• ENTRIES

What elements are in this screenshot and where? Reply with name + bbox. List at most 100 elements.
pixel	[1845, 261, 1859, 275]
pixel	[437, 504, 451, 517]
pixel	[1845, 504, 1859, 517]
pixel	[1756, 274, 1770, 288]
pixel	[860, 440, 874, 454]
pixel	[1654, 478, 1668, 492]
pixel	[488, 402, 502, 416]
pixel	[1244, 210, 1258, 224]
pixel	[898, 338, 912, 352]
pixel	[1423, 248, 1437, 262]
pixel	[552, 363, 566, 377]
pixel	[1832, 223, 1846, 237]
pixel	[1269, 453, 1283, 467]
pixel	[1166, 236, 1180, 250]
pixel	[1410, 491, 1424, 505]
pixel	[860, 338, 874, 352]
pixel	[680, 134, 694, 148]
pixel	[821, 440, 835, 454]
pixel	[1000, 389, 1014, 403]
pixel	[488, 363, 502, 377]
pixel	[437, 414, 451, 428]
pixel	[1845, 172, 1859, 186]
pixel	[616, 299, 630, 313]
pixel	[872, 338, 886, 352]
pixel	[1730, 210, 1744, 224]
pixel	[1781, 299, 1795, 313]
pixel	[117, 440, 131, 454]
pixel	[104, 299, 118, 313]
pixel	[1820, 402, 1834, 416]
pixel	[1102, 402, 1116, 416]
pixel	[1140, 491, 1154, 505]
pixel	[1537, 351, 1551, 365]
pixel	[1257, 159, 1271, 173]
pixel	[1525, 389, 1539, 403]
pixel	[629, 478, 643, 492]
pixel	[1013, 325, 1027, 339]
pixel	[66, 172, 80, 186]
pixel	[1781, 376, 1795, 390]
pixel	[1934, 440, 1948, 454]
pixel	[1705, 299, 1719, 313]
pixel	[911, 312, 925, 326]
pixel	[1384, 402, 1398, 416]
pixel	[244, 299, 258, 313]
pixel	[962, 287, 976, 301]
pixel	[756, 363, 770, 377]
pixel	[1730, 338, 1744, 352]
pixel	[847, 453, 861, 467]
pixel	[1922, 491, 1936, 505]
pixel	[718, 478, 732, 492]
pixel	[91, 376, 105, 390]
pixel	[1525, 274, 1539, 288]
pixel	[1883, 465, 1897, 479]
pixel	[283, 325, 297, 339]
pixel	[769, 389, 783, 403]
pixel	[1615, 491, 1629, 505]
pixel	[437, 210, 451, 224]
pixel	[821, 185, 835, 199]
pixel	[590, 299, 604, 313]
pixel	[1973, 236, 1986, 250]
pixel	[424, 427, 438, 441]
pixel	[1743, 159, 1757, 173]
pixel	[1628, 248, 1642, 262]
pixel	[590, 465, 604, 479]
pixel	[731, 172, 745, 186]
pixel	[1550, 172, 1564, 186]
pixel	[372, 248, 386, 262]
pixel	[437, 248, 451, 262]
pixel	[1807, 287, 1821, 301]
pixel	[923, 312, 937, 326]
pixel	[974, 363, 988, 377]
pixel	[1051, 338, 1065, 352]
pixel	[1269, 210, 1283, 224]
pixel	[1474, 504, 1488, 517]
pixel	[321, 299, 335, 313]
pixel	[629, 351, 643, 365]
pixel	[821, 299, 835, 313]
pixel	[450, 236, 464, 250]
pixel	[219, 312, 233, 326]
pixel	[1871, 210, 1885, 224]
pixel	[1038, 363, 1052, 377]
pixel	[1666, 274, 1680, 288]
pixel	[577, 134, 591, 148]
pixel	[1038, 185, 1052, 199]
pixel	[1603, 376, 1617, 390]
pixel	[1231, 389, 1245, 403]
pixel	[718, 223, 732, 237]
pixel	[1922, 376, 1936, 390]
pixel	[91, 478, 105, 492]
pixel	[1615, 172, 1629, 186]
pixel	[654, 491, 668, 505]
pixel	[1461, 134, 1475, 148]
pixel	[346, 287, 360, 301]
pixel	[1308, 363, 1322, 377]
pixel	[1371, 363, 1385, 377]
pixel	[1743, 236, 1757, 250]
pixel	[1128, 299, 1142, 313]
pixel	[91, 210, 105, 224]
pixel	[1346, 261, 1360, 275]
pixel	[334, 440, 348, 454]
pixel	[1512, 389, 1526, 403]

• REQUIRED TASK
Rewrite every line of the records above as a numbered list, leaving out any blank lines.

• SOLUTION
1. What elements are in this screenshot and where? Reply with name + bbox. List at most 100 elements.
2. pixel	[1845, 261, 1859, 275]
3. pixel	[437, 504, 451, 517]
4. pixel	[1845, 504, 1859, 517]
5. pixel	[1756, 274, 1770, 288]
6. pixel	[860, 440, 874, 454]
7. pixel	[1654, 478, 1668, 492]
8. pixel	[488, 402, 502, 416]
9. pixel	[1244, 210, 1258, 224]
10. pixel	[898, 338, 912, 352]
11. pixel	[1423, 248, 1437, 262]
12. pixel	[552, 363, 566, 377]
13. pixel	[1832, 223, 1846, 237]
14. pixel	[1269, 453, 1283, 467]
15. pixel	[1166, 236, 1180, 250]
16. pixel	[1410, 491, 1424, 505]
17. pixel	[860, 338, 874, 352]
18. pixel	[680, 134, 694, 148]
19. pixel	[821, 440, 835, 454]
20. pixel	[1000, 389, 1014, 403]
21. pixel	[488, 363, 502, 377]
22. pixel	[437, 414, 451, 428]
23. pixel	[1845, 172, 1859, 186]
24. pixel	[616, 299, 630, 313]
25. pixel	[872, 338, 886, 352]
26. pixel	[1730, 210, 1744, 224]
27. pixel	[1781, 299, 1795, 313]
28. pixel	[117, 440, 131, 454]
29. pixel	[104, 299, 118, 313]
30. pixel	[1820, 402, 1834, 416]
31. pixel	[1102, 402, 1116, 416]
32. pixel	[1140, 491, 1154, 505]
33. pixel	[1537, 351, 1551, 365]
34. pixel	[1257, 159, 1271, 173]
35. pixel	[1525, 389, 1539, 403]
36. pixel	[629, 478, 643, 492]
37. pixel	[1013, 325, 1027, 339]
38. pixel	[66, 172, 80, 186]
39. pixel	[1781, 376, 1795, 390]
40. pixel	[1934, 440, 1948, 454]
41. pixel	[1705, 299, 1719, 313]
42. pixel	[911, 312, 925, 326]
43. pixel	[1384, 402, 1398, 416]
44. pixel	[244, 299, 258, 313]
45. pixel	[962, 287, 976, 301]
46. pixel	[756, 363, 770, 377]
47. pixel	[1730, 338, 1744, 352]
48. pixel	[847, 453, 861, 467]
49. pixel	[1922, 491, 1936, 505]
50. pixel	[718, 478, 732, 492]
51. pixel	[91, 376, 105, 390]
52. pixel	[1525, 274, 1539, 288]
53. pixel	[1883, 465, 1897, 479]
54. pixel	[283, 325, 297, 339]
55. pixel	[769, 389, 783, 403]
56. pixel	[1615, 491, 1629, 505]
57. pixel	[437, 210, 451, 224]
58. pixel	[821, 185, 835, 199]
59. pixel	[590, 299, 604, 313]
60. pixel	[1973, 236, 1986, 250]
61. pixel	[424, 427, 438, 441]
62. pixel	[1743, 159, 1757, 173]
63. pixel	[1628, 248, 1642, 262]
64. pixel	[590, 465, 604, 479]
65. pixel	[731, 172, 745, 186]
66. pixel	[1550, 172, 1564, 186]
67. pixel	[372, 248, 386, 262]
68. pixel	[437, 248, 451, 262]
69. pixel	[1807, 287, 1821, 301]
70. pixel	[923, 312, 937, 326]
71. pixel	[974, 363, 988, 377]
72. pixel	[1051, 338, 1065, 352]
73. pixel	[1269, 210, 1283, 224]
74. pixel	[1474, 504, 1488, 517]
75. pixel	[321, 299, 335, 313]
76. pixel	[629, 351, 643, 365]
77. pixel	[821, 299, 835, 313]
78. pixel	[450, 236, 464, 250]
79. pixel	[219, 312, 233, 326]
80. pixel	[1871, 210, 1885, 224]
81. pixel	[1038, 363, 1052, 377]
82. pixel	[1666, 274, 1680, 288]
83. pixel	[577, 134, 591, 148]
84. pixel	[1038, 185, 1052, 199]
85. pixel	[1603, 376, 1617, 390]
86. pixel	[1231, 389, 1245, 403]
87. pixel	[718, 223, 732, 237]
88. pixel	[1922, 376, 1936, 390]
89. pixel	[91, 478, 105, 492]
90. pixel	[1615, 172, 1629, 186]
91. pixel	[654, 491, 668, 505]
92. pixel	[1461, 134, 1475, 148]
93. pixel	[346, 287, 360, 301]
94. pixel	[1308, 363, 1322, 377]
95. pixel	[1371, 363, 1385, 377]
96. pixel	[1743, 236, 1757, 250]
97. pixel	[1128, 299, 1142, 313]
98. pixel	[91, 210, 105, 224]
99. pixel	[1346, 261, 1360, 275]
100. pixel	[334, 440, 348, 454]
101. pixel	[1512, 389, 1526, 403]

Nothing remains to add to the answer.